▶ Instruction: Which lines hold the word "Nugegoda"? Copy each of them from the material.

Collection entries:
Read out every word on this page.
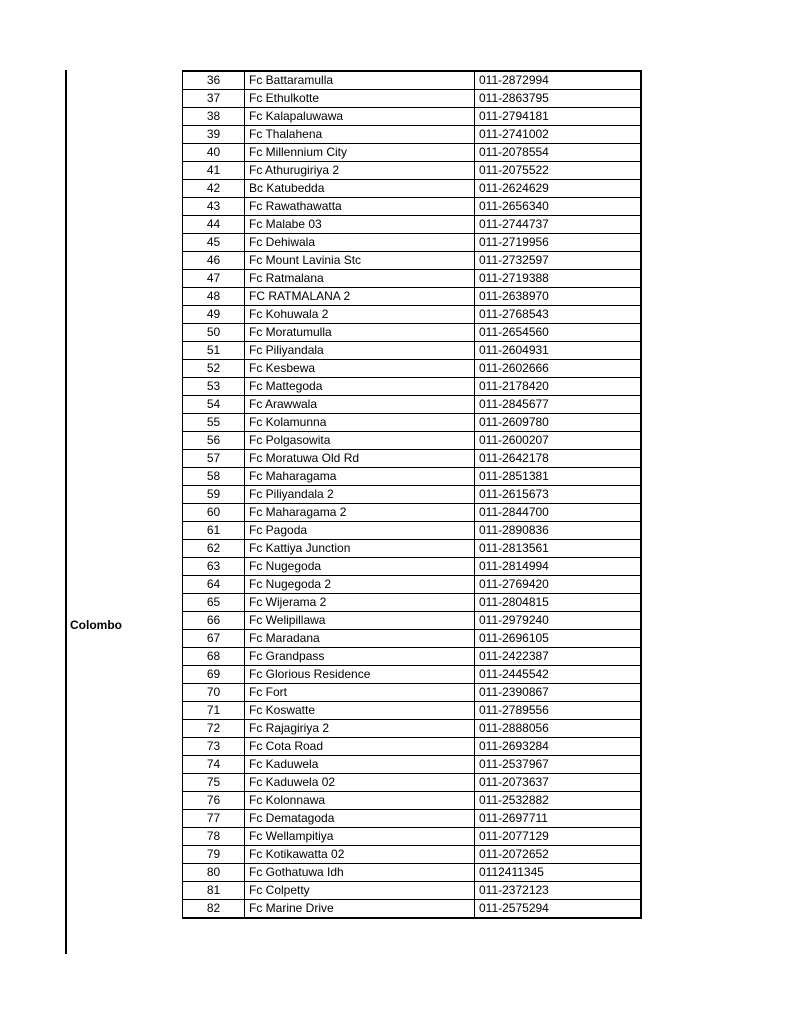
Colombo
36	Fc Battaramulla	011-2872994
37	Fc Ethulkotte	011-2863795
38	Fc Kalapaluwawa	011-2794181
39	Fc Thalahena	011-2741002
40	Fc Millennium City	011-2078554
41	Fc Athurugiriya 2	011-2075522
42	Bc Katubedda	011-2624629
43	Fc Rawathawatta	011-2656340
44	Fc Malabe 03	011-2744737
45	Fc Dehiwala	011-2719956
46	Fc Mount Lavinia Stc	011-2732597
47	Fc Ratmalana	011-2719388
48	FC RATMALANA 2	011-2638970
49	Fc Kohuwala 2	011-2768543
50	Fc Moratumulla	011-2654560
51	Fc Piliyandala	011-2604931
52	Fc Kesbewa	011-2602666
53	Fc Mattegoda	011-2178420
54	Fc Arawwala	011-2845677
55	Fc Kolamunna	011-2609780
56	Fc Polgasowita	011-2600207
57	Fc Moratuwa Old Rd	011-2642178
58	Fc Maharagama	011-2851381
59	Fc Piliyandala 2	011-2615673
60	Fc Maharagama 2	011-2844700
61	Fc Pagoda	011-2890836
62	Fc Kattiya Junction	011-2813561
63	Fc Nugegoda	011-2814994
64	Fc Nugegoda 2	011-2769420
65	Fc Wijerama 2	011-2804815
66	Fc Welipillawa	011-2979240
67	Fc Maradana	011-2696105
68	Fc Grandpass	011-2422387
69	Fc Glorious Residence	011-2445542
70	Fc Fort	011-2390867
71	Fc Koswatte	011-2789556
72	Fc Rajagiriya 2	011-2888056
73	Fc Cota Road	011-2693284
74	Fc Kaduwela	011-2537967
75	Fc Kaduwela 02	011-2073637
76	Fc Kolonnawa	011-2532882
77	Fc Dematagoda	011-2697711
78	Fc Wellampitiya	011-2077129
79	Fc Kotikawatta 02	011-2072652
80	Fc Gothatuwa Idh	0112411345
81	Fc Colpetty	011-2372123
82	Fc Marine Drive	011-2575294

▶ Solution:
63	Fc Nugegoda	011-2814994
64	Fc Nugegoda 2	011-2769420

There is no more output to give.